> **The task**
Find the lines with the string "JSON" and return them.

Extracted records
## BEGIN

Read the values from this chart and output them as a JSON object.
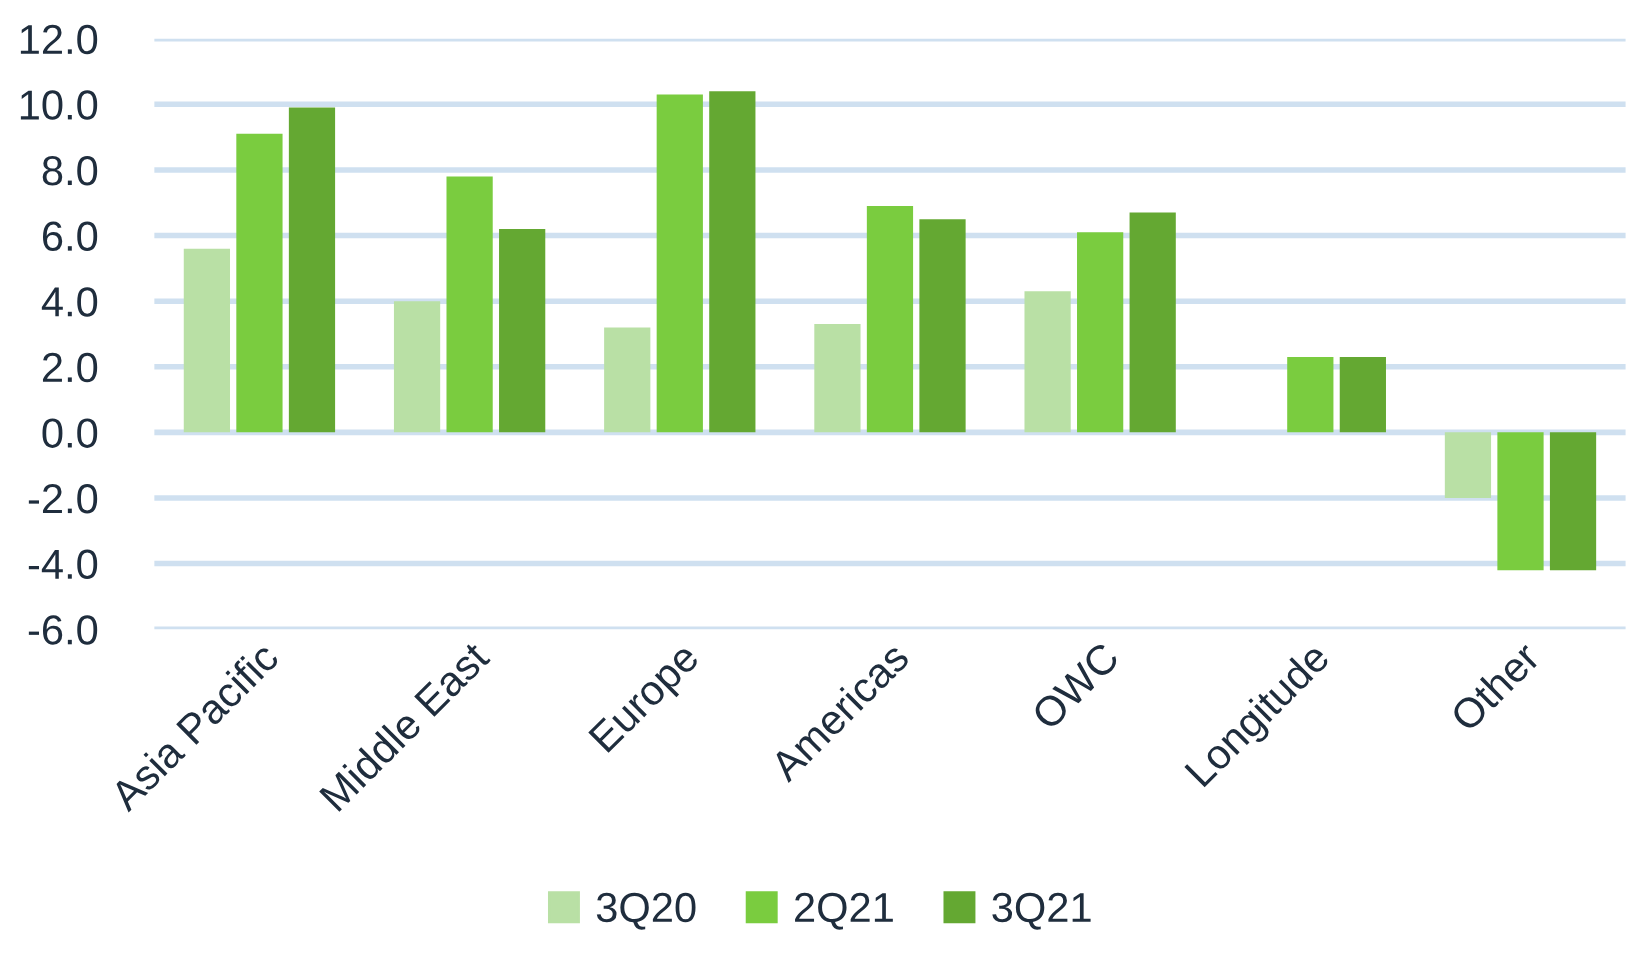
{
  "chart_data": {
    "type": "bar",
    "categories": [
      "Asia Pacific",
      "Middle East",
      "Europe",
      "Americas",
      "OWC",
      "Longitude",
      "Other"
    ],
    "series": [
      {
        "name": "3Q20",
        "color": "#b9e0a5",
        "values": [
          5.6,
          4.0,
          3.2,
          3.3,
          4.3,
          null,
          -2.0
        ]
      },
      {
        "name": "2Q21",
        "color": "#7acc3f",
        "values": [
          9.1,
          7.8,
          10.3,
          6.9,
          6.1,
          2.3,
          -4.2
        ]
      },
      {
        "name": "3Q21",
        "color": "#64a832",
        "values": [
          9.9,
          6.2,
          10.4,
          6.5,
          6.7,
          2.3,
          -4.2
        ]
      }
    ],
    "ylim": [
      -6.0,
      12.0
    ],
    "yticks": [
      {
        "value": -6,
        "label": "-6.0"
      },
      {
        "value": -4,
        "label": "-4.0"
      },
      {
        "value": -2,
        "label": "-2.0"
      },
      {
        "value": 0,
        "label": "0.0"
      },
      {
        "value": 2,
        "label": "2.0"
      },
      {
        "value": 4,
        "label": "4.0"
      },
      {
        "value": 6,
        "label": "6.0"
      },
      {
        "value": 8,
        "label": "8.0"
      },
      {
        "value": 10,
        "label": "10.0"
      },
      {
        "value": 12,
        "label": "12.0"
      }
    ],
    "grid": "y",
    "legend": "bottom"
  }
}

## END
## BEGIN

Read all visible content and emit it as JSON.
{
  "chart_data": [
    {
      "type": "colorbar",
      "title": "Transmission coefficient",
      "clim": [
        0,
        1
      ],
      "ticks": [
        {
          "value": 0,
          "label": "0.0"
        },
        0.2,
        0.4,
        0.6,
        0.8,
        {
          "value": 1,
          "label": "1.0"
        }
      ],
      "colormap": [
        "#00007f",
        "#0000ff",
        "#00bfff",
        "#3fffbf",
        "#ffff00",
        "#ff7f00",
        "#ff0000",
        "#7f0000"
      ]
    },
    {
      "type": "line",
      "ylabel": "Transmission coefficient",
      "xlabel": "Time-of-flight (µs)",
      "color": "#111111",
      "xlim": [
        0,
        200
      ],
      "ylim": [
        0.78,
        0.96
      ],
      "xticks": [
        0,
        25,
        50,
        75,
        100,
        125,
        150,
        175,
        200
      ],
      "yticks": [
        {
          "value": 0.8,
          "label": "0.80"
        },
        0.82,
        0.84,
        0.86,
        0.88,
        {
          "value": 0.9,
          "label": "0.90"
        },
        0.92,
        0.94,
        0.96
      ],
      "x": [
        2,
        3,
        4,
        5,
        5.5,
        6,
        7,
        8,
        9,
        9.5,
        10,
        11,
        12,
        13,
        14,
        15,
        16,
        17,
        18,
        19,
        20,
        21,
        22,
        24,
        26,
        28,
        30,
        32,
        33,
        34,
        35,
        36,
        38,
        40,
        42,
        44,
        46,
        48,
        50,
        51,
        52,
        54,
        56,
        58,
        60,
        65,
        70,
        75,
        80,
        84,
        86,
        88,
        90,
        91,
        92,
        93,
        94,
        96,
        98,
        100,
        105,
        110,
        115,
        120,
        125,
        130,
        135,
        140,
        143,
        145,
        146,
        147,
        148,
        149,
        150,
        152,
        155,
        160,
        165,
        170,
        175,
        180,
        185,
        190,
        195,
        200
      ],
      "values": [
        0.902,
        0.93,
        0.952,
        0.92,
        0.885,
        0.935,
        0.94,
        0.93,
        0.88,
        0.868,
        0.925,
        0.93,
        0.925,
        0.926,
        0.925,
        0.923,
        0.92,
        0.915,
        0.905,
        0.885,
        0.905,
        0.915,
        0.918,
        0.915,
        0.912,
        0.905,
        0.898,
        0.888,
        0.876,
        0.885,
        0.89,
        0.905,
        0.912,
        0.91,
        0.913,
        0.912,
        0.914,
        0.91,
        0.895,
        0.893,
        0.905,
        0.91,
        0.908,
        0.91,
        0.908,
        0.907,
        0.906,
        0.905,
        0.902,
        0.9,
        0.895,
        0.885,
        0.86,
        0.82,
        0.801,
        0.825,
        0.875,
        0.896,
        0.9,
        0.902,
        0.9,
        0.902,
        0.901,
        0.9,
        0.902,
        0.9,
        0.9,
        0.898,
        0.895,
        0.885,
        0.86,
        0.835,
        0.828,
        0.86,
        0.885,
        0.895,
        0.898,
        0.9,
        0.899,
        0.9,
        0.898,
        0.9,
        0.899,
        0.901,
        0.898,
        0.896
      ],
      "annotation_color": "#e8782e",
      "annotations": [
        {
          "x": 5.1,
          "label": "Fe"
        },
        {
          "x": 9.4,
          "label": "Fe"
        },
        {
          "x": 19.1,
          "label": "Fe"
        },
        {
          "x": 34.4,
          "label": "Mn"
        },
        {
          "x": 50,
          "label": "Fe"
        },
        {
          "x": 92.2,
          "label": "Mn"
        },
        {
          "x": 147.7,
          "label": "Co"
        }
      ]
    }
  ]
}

## END

> **Solution**
Read the values from this chart and output them as a JSON object.
Read all visible content and emit it as JSON.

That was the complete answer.